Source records

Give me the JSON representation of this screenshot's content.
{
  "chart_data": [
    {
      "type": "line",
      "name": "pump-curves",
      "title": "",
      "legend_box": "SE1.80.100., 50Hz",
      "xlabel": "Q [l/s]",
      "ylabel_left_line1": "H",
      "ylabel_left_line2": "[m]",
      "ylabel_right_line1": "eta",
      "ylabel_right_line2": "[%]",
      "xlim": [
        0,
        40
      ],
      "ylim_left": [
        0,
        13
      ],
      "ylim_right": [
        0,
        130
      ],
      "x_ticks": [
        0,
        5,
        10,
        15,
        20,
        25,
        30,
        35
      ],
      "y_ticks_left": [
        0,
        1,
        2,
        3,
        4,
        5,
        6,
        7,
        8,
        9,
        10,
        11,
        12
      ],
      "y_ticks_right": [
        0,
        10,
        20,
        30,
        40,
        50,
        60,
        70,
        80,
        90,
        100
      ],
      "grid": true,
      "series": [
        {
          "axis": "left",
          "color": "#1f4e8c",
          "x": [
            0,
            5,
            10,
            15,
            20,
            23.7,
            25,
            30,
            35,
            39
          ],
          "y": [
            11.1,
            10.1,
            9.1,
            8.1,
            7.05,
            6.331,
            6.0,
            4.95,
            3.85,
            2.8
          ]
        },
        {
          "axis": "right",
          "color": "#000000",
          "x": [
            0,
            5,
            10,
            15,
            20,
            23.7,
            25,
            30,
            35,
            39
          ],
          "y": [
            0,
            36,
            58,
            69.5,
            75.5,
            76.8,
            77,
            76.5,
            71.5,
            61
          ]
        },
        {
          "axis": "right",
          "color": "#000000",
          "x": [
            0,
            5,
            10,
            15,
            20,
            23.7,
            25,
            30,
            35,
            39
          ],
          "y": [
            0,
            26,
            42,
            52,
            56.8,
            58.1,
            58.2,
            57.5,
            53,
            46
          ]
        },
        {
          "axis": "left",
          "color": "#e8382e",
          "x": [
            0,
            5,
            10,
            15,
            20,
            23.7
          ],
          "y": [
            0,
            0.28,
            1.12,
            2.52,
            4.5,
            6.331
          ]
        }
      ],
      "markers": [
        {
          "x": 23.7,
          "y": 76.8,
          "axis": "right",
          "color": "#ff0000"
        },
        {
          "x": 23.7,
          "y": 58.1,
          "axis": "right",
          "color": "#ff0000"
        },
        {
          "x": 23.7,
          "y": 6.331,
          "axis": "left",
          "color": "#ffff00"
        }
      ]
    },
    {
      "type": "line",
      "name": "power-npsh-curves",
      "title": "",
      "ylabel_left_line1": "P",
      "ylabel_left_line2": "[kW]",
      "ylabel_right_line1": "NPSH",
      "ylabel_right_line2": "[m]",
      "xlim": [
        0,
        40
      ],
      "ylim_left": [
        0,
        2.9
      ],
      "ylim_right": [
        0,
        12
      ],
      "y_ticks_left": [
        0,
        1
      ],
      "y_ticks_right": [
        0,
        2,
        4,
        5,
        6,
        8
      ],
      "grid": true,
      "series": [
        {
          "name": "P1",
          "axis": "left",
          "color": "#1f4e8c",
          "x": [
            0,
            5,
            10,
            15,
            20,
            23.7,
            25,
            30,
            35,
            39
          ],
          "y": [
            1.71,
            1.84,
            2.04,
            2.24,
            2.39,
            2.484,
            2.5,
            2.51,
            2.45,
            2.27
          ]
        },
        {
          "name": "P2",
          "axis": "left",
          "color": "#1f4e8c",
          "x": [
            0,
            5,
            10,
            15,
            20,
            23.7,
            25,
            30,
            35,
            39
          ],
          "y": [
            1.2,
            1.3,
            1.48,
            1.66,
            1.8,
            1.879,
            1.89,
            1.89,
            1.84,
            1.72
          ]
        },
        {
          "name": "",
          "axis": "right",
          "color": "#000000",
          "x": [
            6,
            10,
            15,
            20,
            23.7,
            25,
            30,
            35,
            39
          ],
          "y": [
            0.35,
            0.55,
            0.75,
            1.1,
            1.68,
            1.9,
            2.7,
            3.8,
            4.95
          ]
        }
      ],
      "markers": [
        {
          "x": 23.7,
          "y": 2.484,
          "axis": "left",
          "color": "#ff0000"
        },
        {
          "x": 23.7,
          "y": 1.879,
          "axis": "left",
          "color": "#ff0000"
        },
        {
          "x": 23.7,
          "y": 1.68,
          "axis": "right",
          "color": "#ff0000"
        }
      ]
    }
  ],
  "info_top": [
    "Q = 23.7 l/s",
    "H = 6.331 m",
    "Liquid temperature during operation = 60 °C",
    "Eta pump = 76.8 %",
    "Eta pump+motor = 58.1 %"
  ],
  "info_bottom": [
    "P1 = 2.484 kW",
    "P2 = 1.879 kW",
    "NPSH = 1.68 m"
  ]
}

*Task details*
Locate each line with the word "curves" and copy it.

*Task solution*
      "name": "pump-curves",
      "name": "power-npsh-curves",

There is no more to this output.